* Work to do *
Present the following data again exactly as it is shown.

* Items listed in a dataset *
--*--

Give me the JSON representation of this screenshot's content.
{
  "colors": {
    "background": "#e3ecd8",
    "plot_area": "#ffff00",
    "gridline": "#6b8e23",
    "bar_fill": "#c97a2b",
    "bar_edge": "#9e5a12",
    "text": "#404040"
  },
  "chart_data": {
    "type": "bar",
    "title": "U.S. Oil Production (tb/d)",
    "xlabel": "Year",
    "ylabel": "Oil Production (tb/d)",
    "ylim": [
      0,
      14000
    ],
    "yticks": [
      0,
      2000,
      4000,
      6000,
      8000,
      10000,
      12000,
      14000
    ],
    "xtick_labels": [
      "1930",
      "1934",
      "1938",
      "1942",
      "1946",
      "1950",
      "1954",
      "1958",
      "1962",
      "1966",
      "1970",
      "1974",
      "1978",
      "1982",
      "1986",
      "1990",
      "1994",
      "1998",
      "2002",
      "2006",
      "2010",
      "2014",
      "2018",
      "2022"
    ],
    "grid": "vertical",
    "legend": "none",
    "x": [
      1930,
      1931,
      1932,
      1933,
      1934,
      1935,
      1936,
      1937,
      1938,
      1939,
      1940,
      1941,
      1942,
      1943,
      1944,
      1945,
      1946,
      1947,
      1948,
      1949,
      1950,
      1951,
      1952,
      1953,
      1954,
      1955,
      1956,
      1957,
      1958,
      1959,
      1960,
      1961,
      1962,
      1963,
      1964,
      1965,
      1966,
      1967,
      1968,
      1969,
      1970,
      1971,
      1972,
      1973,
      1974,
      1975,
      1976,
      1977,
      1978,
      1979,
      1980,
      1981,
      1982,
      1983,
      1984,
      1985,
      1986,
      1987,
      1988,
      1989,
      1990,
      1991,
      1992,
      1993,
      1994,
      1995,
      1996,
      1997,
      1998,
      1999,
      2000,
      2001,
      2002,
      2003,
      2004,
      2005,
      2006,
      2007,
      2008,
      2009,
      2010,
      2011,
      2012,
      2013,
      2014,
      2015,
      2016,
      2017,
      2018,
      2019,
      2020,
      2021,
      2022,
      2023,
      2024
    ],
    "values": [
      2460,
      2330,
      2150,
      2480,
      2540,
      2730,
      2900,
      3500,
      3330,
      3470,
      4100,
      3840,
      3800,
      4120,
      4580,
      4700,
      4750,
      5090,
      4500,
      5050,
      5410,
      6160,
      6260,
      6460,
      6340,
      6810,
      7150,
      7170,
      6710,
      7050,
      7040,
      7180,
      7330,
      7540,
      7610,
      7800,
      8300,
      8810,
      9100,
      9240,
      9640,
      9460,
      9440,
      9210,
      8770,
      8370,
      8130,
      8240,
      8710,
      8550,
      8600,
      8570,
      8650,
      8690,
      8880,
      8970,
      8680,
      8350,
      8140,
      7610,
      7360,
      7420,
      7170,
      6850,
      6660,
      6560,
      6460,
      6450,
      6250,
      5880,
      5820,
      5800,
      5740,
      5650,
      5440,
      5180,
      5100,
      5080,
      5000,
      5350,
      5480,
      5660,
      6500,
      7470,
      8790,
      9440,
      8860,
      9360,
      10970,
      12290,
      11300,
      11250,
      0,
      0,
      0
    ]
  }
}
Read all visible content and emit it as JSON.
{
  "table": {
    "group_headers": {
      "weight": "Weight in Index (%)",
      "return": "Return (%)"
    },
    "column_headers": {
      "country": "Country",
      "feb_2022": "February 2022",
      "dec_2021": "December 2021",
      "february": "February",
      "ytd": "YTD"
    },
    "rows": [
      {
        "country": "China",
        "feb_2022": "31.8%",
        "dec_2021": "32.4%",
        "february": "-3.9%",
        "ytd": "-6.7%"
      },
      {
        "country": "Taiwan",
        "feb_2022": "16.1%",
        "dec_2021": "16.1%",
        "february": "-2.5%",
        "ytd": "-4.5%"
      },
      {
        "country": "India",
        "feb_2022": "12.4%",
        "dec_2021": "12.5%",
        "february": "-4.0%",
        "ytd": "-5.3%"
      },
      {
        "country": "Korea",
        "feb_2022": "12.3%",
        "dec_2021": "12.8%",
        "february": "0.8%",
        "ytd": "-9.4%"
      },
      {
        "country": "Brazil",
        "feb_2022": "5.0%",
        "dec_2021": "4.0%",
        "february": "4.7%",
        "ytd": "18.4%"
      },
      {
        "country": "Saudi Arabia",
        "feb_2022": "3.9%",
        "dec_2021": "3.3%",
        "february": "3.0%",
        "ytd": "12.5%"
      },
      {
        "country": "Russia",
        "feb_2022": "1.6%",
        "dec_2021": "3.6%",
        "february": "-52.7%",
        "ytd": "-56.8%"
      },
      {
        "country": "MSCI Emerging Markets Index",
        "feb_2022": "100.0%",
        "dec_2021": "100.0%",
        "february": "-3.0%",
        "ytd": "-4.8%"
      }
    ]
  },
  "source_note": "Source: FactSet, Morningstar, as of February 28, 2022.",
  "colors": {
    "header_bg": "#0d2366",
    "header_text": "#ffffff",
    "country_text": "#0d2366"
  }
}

--*--

* Output of the exercise *
Give me the JSON representation of this screenshot's content.
{
  "colors": {
    "background": "#e3ecd8",
    "plot_area": "#ffff00",
    "gridline": "#6b8e23",
    "bar_fill": "#c97a2b",
    "bar_edge": "#9e5a12",
    "text": "#404040"
  },
  "chart_data": {
    "type": "bar",
    "title": "U.S. Oil Production (tb/d)",
    "xlabel": "Year",
    "ylabel": "Oil Production (tb/d)",
    "ylim": [
      0,
      14000
    ],
    "yticks": [
      0,
      2000,
      4000,
      6000,
      8000,
      10000,
      12000,
      14000
    ],
    "xtick_labels": [
      "1930",
      "1934",
      "1938",
      "1942",
      "1946",
      "1950",
      "1954",
      "1958",
      "1962",
      "1966",
      "1970",
      "1974",
      "1978",
      "1982",
      "1986",
      "1990",
      "1994",
      "1998",
      "2002",
      "2006",
      "2010",
      "2014",
      "2018",
      "2022"
    ],
    "grid": "vertical",
    "legend": "none",
    "x": [
      1930,
      1931,
      1932,
      1933,
      1934,
      1935,
      1936,
      1937,
      1938,
      1939,
      1940,
      1941,
      1942,
      1943,
      1944,
      1945,
      1946,
      1947,
      1948,
      1949,
      1950,
      1951,
      1952,
      1953,
      1954,
      1955,
      1956,
      1957,
      1958,
      1959,
      1960,
      1961,
      1962,
      1963,
      1964,
      1965,
      1966,
      1967,
      1968,
      1969,
      1970,
      1971,
      1972,
      1973,
      1974,
      1975,
      1976,
      1977,
      1978,
      1979,
      1980,
      1981,
      1982,
      1983,
      1984,
      1985,
      1986,
      1987,
      1988,
      1989,
      1990,
      1991,
      1992,
      1993,
      1994,
      1995,
      1996,
      1997,
      1998,
      1999,
      2000,
      2001,
      2002,
      2003,
      2004,
      2005,
      2006,
      2007,
      2008,
      2009,
      2010,
      2011,
      2012,
      2013,
      2014,
      2015,
      2016,
      2017,
      2018,
      2019,
      2020,
      2021,
      2022,
      2023,
      2024
    ],
    "values": [
      2460,
      2330,
      2150,
      2480,
      2540,
      2730,
      2900,
      3500,
      3330,
      3470,
      4100,
      3840,
      3800,
      4120,
      4580,
      4700,
      4750,
      5090,
      4500,
      5050,
      5410,
      6160,
      6260,
      6460,
      6340,
      6810,
      7150,
      7170,
      6710,
      7050,
      7040,
      7180,
      7330,
      7540,
      7610,
      7800,
      8300,
      8810,
      9100,
      9240,
      9640,
      9460,
      9440,
      9210,
      8770,
      8370,
      8130,
      8240,
      8710,
      8550,
      8600,
      8570,
      8650,
      8690,
      8880,
      8970,
      8680,
      8350,
      8140,
      7610,
      7360,
      7420,
      7170,
      6850,
      6660,
      6560,
      6460,
      6450,
      6250,
      5880,
      5820,
      5800,
      5740,
      5650,
      5440,
      5180,
      5100,
      5080,
      5000,
      5350,
      5480,
      5660,
      6500,
      7470,
      8790,
      9440,
      8860,
      9360,
      10970,
      12290,
      11300,
      11250,
      0,
      0,
      0
    ]
  }
}
Read all visible content and emit it as JSON.
{
  "table": {
    "group_headers": {
      "weight": "Weight in Index (%)",
      "return": "Return (%)"
    },
    "column_headers": {
      "country": "Country",
      "feb_2022": "February 2022",
      "dec_2021": "December 2021",
      "february": "February",
      "ytd": "YTD"
    },
    "rows": [
      {
        "country": "China",
        "feb_2022": "31.8%",
        "dec_2021": "32.4%",
        "february": "-3.9%",
        "ytd": "-6.7%"
      },
      {
        "country": "Taiwan",
        "feb_2022": "16.1%",
        "dec_2021": "16.1%",
        "february": "-2.5%",
        "ytd": "-4.5%"
      },
      {
        "country": "India",
        "feb_2022": "12.4%",
        "dec_2021": "12.5%",
        "february": "-4.0%",
        "ytd": "-5.3%"
      },
      {
        "country": "Korea",
        "feb_2022": "12.3%",
        "dec_2021": "12.8%",
        "february": "0.8%",
        "ytd": "-9.4%"
      },
      {
        "country": "Brazil",
        "feb_2022": "5.0%",
        "dec_2021": "4.0%",
        "february": "4.7%",
        "ytd": "18.4%"
      },
      {
        "country": "Saudi Arabia",
        "feb_2022": "3.9%",
        "dec_2021": "3.3%",
        "february": "3.0%",
        "ytd": "12.5%"
      },
      {
        "country": "Russia",
        "feb_2022": "1.6%",
        "dec_2021": "3.6%",
        "february": "-52.7%",
        "ytd": "-56.8%"
      },
      {
        "country": "MSCI Emerging Markets Index",
        "feb_2022": "100.0%",
        "dec_2021": "100.0%",
        "february": "-3.0%",
        "ytd": "-4.8%"
      }
    ]
  },
  "source_note": "Source: FactSet, Morningstar, as of February 28, 2022.",
  "colors": {
    "header_bg": "#0d2366",
    "header_text": "#ffffff",
    "country_text": "#0d2366"
  }
}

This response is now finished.